Short problem
Work out how many lines in the entries contain the string "oxide", and give nothing but that number.

Records from a dataset:
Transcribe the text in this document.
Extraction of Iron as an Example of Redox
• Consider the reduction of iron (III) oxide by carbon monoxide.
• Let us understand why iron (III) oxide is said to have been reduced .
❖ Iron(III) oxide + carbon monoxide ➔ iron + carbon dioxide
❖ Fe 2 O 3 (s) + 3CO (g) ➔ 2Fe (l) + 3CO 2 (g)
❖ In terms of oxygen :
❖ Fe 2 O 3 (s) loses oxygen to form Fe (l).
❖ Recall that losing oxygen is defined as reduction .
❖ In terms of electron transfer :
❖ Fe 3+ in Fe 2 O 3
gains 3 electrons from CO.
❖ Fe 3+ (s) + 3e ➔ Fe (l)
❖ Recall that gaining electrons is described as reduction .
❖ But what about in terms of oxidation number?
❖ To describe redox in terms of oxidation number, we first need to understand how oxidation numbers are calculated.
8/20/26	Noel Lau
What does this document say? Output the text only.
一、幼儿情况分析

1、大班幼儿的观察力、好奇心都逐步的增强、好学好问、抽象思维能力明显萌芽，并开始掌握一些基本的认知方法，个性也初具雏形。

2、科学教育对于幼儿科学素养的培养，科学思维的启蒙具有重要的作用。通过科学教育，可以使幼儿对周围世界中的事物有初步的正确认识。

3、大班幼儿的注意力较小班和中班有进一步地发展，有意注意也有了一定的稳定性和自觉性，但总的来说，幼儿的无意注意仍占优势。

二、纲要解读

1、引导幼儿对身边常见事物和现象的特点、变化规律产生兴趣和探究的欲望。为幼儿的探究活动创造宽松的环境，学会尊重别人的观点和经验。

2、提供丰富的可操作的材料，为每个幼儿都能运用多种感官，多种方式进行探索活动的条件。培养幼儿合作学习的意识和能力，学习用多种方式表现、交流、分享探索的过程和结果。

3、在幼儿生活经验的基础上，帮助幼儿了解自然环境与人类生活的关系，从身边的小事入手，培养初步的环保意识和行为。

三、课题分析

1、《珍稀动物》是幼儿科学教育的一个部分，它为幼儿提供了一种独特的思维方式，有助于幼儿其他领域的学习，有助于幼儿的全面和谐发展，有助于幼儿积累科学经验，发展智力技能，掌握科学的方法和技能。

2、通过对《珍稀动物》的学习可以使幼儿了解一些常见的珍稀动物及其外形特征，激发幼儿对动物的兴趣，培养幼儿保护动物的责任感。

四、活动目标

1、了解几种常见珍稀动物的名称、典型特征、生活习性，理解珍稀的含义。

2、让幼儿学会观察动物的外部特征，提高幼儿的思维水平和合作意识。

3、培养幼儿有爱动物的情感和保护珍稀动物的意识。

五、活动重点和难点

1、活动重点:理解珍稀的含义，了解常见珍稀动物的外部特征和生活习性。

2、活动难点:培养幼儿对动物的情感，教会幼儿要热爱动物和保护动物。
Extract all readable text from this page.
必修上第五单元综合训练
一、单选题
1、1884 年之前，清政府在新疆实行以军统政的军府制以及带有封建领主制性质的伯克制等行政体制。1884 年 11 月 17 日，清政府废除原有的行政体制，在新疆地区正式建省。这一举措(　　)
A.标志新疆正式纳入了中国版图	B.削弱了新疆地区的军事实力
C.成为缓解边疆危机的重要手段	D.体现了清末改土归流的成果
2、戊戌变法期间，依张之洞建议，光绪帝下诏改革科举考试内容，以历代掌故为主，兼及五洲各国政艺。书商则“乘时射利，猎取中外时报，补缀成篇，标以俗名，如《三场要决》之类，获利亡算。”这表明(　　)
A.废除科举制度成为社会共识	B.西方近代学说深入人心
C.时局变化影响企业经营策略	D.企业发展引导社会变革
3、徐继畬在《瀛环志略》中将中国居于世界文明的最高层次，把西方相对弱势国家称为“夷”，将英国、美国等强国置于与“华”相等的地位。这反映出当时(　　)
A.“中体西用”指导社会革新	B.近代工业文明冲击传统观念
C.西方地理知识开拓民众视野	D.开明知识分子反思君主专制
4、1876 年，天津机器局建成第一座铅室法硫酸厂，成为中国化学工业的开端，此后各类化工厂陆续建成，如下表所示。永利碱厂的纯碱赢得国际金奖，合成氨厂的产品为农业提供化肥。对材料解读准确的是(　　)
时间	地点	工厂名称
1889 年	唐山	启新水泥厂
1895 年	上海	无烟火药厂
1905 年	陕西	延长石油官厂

Exercise solution
3